| PROBLEMS AND TASKS |
• A. Please list the three memory providers that the template description offers at generation time.
• B. Reproduce the template description between "Standing up a" and "your first tests.", inclusive.

| TEXT UNDER STUDY |
A cookiecutter template for building conversational AI agents on top of the Microsoft Agent Framework. It gives you a working project skeleton with long-term memory, knowledge retrieval, external service tooling and your choice of model provider; all wired together and ready to run.
Standing up a conversational AI backend involves a surprising amount of plumbing. You need a model provider, a memory layer so the agent actually remembers past conversations, some form of knowledge retrieval so it can ground its answers in real data and a set of tools so it can interact with the outside world. Then you still have to choose an interface (CLI? HTTP? WebSocket?), set up configuration management, wire in auth, add linting and type checking and write your first tests.
This template handles all of that scaffolding for you. You run one command, answer a few questions and get a project that is ready for uv sync && uv run pytest. The idea is to let you skip the boilerplate and jump straight into the interesting parts: your agent's personality, your domain knowledge and your business logic integrations.
The generated project creates a ConversationalAgent class that ties together memory recall, knowledge search and tool invocation into a single chat() or chat_stream() method. Depending on your model provider choice, it uses either the Azure OpenAI Responses API (via the openai SDK with DefaultAzureCredential) or pydantic-ai for any OpenAI-compatible endpoint.
Every conversation is ephemeral unless you give the agent memory. The template lets you pick one of three providers at generation time:
| Provider | Why you might choose it |
|---|---|
| azure-foundry | Azure AI Foundry Memory Stores, the managed memory solution built into the Foundry Agent Service. It handles memory extraction, consolidation and retrieval for you; memories are scoped per user and partitioned automatically. Requires an Azure Foundry project with chat and embedding model deployments. The natural choice if you are already on Azure and want a fully managed, production-ready memory layer with no additional infrastructure to operate. |
| grafeo-memory | Fully embedded, self-contained memory built on GrafeoDB. No servers, no Docker, no external vector stores; just a single .db file and an LLM. It extracts facts and entities from conversations, stores them as a graph with native vector search and reconciles new information against existing memories automatically. Less mature than the other options but zero infrastructure overhead, which makes it ideal for local development, edge deployments or situations where you do not want to depend on external services. |
| mem0 | The most battle-tested option. Mem0 is a full memory platform with automatic fact extraction, multi-level memory (user, session, agent) and adaptive personalization. The tradeoff is infrastructure: self-hosted mem0 requires a vector store (Qdrant, Chroma, etc.), optionally a graph database(Grafeo, Neo4j, Kuzu), a backing database and an LLM for memory processing. There is also a managed hosted option if you prefer not to run that yourself. Choose this when you need production-grade memory at scale and are comfortable with the operational overhead. |
The generated code includes a MemoryProvider class with store(), recall() and get_all() methods. Whichever provider you pick, the interface is the same; only the implementation differs. All three providers isolate memories per user: Azure Foundry uses its native scoping, grafeo-memory creates a separate .db file per user under a configurable directory and mem0 filters by user_id server-side.

| MATERIAL SUPPLIED |
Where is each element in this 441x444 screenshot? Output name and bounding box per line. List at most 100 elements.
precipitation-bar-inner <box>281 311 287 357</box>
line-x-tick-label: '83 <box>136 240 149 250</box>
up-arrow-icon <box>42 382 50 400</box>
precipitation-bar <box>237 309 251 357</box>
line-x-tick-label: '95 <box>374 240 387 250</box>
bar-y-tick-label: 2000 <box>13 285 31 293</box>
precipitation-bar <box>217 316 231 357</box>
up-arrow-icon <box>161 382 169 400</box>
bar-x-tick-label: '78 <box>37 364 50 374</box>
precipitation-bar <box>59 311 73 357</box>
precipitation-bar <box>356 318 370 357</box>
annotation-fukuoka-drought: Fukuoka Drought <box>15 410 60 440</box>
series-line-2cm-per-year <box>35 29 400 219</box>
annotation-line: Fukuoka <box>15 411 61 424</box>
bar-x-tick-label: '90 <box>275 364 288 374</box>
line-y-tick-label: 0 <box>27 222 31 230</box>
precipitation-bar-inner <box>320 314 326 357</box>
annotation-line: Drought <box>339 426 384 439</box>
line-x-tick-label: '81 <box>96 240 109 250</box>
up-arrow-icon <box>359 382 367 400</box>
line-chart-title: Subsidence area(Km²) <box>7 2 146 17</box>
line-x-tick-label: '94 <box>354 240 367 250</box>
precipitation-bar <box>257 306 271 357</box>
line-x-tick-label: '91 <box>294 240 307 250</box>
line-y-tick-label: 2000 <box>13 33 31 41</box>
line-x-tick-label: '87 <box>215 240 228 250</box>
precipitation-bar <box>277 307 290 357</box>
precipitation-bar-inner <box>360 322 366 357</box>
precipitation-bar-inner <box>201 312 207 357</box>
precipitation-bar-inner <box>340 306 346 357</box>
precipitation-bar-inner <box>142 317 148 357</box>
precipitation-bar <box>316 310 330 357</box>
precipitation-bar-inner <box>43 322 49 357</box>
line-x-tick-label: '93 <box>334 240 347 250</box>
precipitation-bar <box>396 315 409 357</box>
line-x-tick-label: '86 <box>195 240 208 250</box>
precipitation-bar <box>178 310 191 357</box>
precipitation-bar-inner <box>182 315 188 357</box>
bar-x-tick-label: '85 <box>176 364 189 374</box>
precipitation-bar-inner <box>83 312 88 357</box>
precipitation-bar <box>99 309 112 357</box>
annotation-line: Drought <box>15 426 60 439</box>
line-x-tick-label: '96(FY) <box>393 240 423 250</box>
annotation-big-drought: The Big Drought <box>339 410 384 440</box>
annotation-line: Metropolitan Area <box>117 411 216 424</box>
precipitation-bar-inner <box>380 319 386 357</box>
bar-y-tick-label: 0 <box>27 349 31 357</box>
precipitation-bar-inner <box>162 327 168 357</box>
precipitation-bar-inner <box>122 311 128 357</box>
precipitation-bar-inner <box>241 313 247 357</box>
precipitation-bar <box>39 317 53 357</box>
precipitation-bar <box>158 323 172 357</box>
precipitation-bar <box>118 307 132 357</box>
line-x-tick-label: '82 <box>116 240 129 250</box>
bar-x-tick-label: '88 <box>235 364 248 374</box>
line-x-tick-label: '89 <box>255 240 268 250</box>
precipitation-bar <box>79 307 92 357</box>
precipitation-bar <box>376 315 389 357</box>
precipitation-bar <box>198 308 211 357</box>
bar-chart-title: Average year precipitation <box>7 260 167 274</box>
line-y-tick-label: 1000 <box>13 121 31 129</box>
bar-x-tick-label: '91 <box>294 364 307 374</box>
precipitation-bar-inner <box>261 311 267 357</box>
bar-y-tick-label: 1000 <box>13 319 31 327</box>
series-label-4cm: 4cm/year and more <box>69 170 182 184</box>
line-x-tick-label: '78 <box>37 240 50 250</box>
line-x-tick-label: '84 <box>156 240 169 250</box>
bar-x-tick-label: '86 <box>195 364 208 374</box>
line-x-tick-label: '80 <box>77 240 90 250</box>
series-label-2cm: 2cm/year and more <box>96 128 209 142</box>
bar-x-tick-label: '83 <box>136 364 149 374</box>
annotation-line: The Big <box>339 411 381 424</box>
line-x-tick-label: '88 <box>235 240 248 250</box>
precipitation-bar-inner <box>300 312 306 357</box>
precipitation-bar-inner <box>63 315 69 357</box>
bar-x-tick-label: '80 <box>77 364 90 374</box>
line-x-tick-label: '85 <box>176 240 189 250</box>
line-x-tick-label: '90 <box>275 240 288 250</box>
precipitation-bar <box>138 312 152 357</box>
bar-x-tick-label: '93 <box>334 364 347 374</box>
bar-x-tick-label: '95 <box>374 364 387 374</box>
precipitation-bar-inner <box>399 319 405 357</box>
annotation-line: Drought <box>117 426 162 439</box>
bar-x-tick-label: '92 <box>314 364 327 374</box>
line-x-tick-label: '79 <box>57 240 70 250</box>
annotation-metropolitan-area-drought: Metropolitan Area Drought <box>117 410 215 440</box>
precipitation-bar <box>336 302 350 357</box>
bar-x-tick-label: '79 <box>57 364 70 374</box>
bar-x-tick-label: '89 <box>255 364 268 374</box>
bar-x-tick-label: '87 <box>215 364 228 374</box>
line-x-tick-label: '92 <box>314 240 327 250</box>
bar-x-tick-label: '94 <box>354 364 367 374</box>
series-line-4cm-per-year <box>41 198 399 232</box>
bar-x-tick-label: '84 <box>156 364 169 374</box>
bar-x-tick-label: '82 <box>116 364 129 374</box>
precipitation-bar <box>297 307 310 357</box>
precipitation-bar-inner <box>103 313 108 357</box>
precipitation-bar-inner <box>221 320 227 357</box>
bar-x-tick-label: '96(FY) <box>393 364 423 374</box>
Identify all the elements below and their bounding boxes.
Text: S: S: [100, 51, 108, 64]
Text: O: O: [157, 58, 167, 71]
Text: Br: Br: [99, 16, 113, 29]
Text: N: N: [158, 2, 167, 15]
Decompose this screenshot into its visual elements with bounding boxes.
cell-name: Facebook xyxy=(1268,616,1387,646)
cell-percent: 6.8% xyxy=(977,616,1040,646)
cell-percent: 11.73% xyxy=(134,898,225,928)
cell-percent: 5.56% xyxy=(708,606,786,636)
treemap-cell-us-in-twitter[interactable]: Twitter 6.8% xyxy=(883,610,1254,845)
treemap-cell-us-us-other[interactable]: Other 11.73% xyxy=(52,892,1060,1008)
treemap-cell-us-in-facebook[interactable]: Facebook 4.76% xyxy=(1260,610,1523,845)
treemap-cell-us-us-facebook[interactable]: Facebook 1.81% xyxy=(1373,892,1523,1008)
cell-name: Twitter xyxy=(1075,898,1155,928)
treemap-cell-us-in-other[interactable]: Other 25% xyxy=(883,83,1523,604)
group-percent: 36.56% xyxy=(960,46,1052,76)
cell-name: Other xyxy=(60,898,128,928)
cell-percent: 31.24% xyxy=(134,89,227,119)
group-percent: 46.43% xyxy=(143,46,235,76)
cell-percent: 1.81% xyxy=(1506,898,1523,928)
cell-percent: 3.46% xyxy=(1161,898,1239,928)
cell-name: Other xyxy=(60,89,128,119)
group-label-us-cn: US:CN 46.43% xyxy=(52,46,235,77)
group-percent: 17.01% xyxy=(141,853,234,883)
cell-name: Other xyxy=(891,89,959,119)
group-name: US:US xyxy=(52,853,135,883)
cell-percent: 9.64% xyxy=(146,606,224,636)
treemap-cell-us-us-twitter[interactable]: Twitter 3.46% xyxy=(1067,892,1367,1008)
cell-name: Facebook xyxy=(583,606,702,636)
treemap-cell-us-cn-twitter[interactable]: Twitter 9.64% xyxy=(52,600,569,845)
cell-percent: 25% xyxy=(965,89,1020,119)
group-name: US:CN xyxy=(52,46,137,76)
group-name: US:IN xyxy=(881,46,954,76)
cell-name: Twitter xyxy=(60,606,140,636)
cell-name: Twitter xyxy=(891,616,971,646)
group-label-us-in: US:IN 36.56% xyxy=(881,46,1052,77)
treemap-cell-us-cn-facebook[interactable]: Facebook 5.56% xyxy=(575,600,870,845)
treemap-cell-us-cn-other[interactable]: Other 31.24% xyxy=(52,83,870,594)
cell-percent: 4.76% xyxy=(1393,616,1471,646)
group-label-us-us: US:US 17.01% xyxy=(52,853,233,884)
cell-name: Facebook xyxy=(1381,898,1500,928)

| ANSWERS BY ITEM NUMBER |
• A. azure-foundry, grafeo-memory, mem0

• B.
Standing up a conversational AI backend involves a surprising amount of plumbing. You need a model provider, a memory layer so the agent actually remembers past conversations, some form of knowledge retrieval so it can ground its answers in real data and a set of tools so it can interact with the outside world. Then you still have to choose an interface (CLI? HTTP? WebSocket?), set up configuration management, wire in auth, add linting and type checking and write your first tests.